» STATED PROBLEM: Repeat every entry word for word, skipping the pictures.

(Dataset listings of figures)
────────────────
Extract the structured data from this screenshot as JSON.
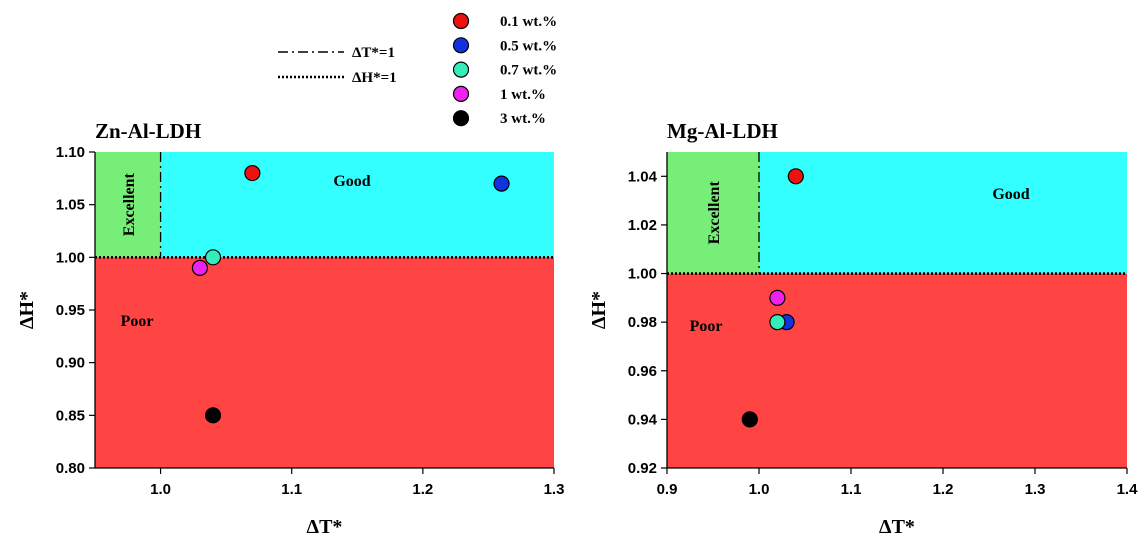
{
  "legend": {
    "lines": [
      {
        "label": "ΔT*=1",
        "style": "dashdot"
      },
      {
        "label": "ΔH*=1",
        "style": "dotted"
      }
    ],
    "markers": [
      {
        "label": "0.1 wt.%",
        "color": "#ee1111"
      },
      {
        "label": "0.5 wt.%",
        "color": "#1133dd"
      },
      {
        "label": "0.7 wt.%",
        "color": "#33eebb"
      },
      {
        "label": "1 wt.%",
        "color": "#ee22ee"
      },
      {
        "label": "3 wt.%",
        "color": "#000000"
      }
    ]
  },
  "colors": {
    "poor": "#ff4444",
    "good": "#33ffff",
    "excellent": "#77ee77"
  },
  "chart_data": [
    {
      "type": "scatter",
      "title": "Zn-Al-LDH",
      "xlabel": "ΔT*",
      "ylabel": "ΔH*",
      "xlim": [
        0.95,
        1.3
      ],
      "ylim": [
        0.8,
        1.1
      ],
      "xticks": [
        "1.0",
        "1.1",
        "1.2",
        "1.3"
      ],
      "xtick_values": [
        1.0,
        1.1,
        1.2,
        1.3
      ],
      "yticks": [
        "0.80",
        "0.85",
        "0.90",
        "0.95",
        "1.00",
        "1.05",
        "1.10"
      ],
      "ytick_values": [
        0.8,
        0.85,
        0.9,
        0.95,
        1.0,
        1.05,
        1.1
      ],
      "regions": [
        {
          "label": "Excellent",
          "x": [
            0.95,
            1.0
          ],
          "y": [
            1.0,
            1.1
          ],
          "color": "excellent"
        },
        {
          "label": "Good",
          "x": [
            1.0,
            1.3
          ],
          "y": [
            1.0,
            1.1
          ],
          "color": "good"
        },
        {
          "label": "Poor",
          "x": [
            0.95,
            1.3
          ],
          "y": [
            0.8,
            1.0
          ],
          "color": "poor"
        }
      ],
      "series": [
        {
          "name": "0.1 wt.%",
          "x": 1.07,
          "y": 1.08
        },
        {
          "name": "0.5 wt.%",
          "x": 1.26,
          "y": 1.07
        },
        {
          "name": "0.7 wt.%",
          "x": 1.04,
          "y": 1.0
        },
        {
          "name": "1 wt.%",
          "x": 1.03,
          "y": 0.99
        },
        {
          "name": "3 wt.%",
          "x": 1.04,
          "y": 0.85
        }
      ]
    },
    {
      "type": "scatter",
      "title": "Mg-Al-LDH",
      "xlabel": "ΔT*",
      "ylabel": "ΔH*",
      "xlim": [
        0.9,
        1.4
      ],
      "ylim": [
        0.92,
        1.05
      ],
      "xticks": [
        "0.9",
        "1.0",
        "1.1",
        "1.2",
        "1.3",
        "1.4"
      ],
      "xtick_values": [
        0.9,
        1.0,
        1.1,
        1.2,
        1.3,
        1.4
      ],
      "yticks": [
        "0.92",
        "0.94",
        "0.96",
        "0.98",
        "1.00",
        "1.02",
        "1.04"
      ],
      "ytick_values": [
        0.92,
        0.94,
        0.96,
        0.98,
        1.0,
        1.02,
        1.04
      ],
      "regions": [
        {
          "label": "Excellent",
          "x": [
            0.9,
            1.0
          ],
          "y": [
            1.0,
            1.05
          ],
          "color": "excellent"
        },
        {
          "label": "Good",
          "x": [
            1.0,
            1.4
          ],
          "y": [
            1.0,
            1.05
          ],
          "color": "good"
        },
        {
          "label": "Poor",
          "x": [
            0.9,
            1.4
          ],
          "y": [
            0.92,
            1.0
          ],
          "color": "poor"
        }
      ],
      "series": [
        {
          "name": "0.1 wt.%",
          "x": 1.04,
          "y": 1.04
        },
        {
          "name": "0.5 wt.%",
          "x": 1.03,
          "y": 0.98
        },
        {
          "name": "0.7 wt.%",
          "x": 1.02,
          "y": 0.98
        },
        {
          "name": "1 wt.%",
          "x": 1.02,
          "y": 0.99
        },
        {
          "name": "3 wt.%",
          "x": 0.99,
          "y": 0.94
        }
      ]
    }
  ]
}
────────────────
» PROBLEM SOLUTION:
Extract the structured data from this screenshot as JSON.
{
  "legend": {
    "lines": [
      {
        "label": "ΔT*=1",
        "style": "dashdot"
      },
      {
        "label": "ΔH*=1",
        "style": "dotted"
      }
    ],
    "markers": [
      {
        "label": "0.1 wt.%",
        "color": "#ee1111"
      },
      {
        "label": "0.5 wt.%",
        "color": "#1133dd"
      },
      {
        "label": "0.7 wt.%",
        "color": "#33eebb"
      },
      {
        "label": "1 wt.%",
        "color": "#ee22ee"
      },
      {
        "label": "3 wt.%",
        "color": "#000000"
      }
    ]
  },
  "colors": {
    "poor": "#ff4444",
    "good": "#33ffff",
    "excellent": "#77ee77"
  },
  "chart_data": [
    {
      "type": "scatter",
      "title": "Zn-Al-LDH",
      "xlabel": "ΔT*",
      "ylabel": "ΔH*",
      "xlim": [
        0.95,
        1.3
      ],
      "ylim": [
        0.8,
        1.1
      ],
      "xticks": [
        "1.0",
        "1.1",
        "1.2",
        "1.3"
      ],
      "xtick_values": [
        1.0,
        1.1,
        1.2,
        1.3
      ],
      "yticks": [
        "0.80",
        "0.85",
        "0.90",
        "0.95",
        "1.00",
        "1.05",
        "1.10"
      ],
      "ytick_values": [
        0.8,
        0.85,
        0.9,
        0.95,
        1.0,
        1.05,
        1.1
      ],
      "regions": [
        {
          "label": "Excellent",
          "x": [
            0.95,
            1.0
          ],
          "y": [
            1.0,
            1.1
          ],
          "color": "excellent"
        },
        {
          "label": "Good",
          "x": [
            1.0,
            1.3
          ],
          "y": [
            1.0,
            1.1
          ],
          "color": "good"
        },
        {
          "label": "Poor",
          "x": [
            0.95,
            1.3
          ],
          "y": [
            0.8,
            1.0
          ],
          "color": "poor"
        }
      ],
      "series": [
        {
          "name": "0.1 wt.%",
          "x": 1.07,
          "y": 1.08
        },
        {
          "name": "0.5 wt.%",
          "x": 1.26,
          "y": 1.07
        },
        {
          "name": "0.7 wt.%",
          "x": 1.04,
          "y": 1.0
        },
        {
          "name": "1 wt.%",
          "x": 1.03,
          "y": 0.99
        },
        {
          "name": "3 wt.%",
          "x": 1.04,
          "y": 0.85
        }
      ]
    },
    {
      "type": "scatter",
      "title": "Mg-Al-LDH",
      "xlabel": "ΔT*",
      "ylabel": "ΔH*",
      "xlim": [
        0.9,
        1.4
      ],
      "ylim": [
        0.92,
        1.05
      ],
      "xticks": [
        "0.9",
        "1.0",
        "1.1",
        "1.2",
        "1.3",
        "1.4"
      ],
      "xtick_values": [
        0.9,
        1.0,
        1.1,
        1.2,
        1.3,
        1.4
      ],
      "yticks": [
        "0.92",
        "0.94",
        "0.96",
        "0.98",
        "1.00",
        "1.02",
        "1.04"
      ],
      "ytick_values": [
        0.92,
        0.94,
        0.96,
        0.98,
        1.0,
        1.02,
        1.04
      ],
      "regions": [
        {
          "label": "Excellent",
          "x": [
            0.9,
            1.0
          ],
          "y": [
            1.0,
            1.05
          ],
          "color": "excellent"
        },
        {
          "label": "Good",
          "x": [
            1.0,
            1.4
          ],
          "y": [
            1.0,
            1.05
          ],
          "color": "good"
        },
        {
          "label": "Poor",
          "x": [
            0.9,
            1.4
          ],
          "y": [
            0.92,
            1.0
          ],
          "color": "poor"
        }
      ],
      "series": [
        {
          "name": "0.1 wt.%",
          "x": 1.04,
          "y": 1.04
        },
        {
          "name": "0.5 wt.%",
          "x": 1.03,
          "y": 0.98
        },
        {
          "name": "0.7 wt.%",
          "x": 1.02,
          "y": 0.98
        },
        {
          "name": "1 wt.%",
          "x": 1.02,
          "y": 0.99
        },
        {
          "name": "3 wt.%",
          "x": 0.99,
          "y": 0.94
        }
      ]
    }
  ]
}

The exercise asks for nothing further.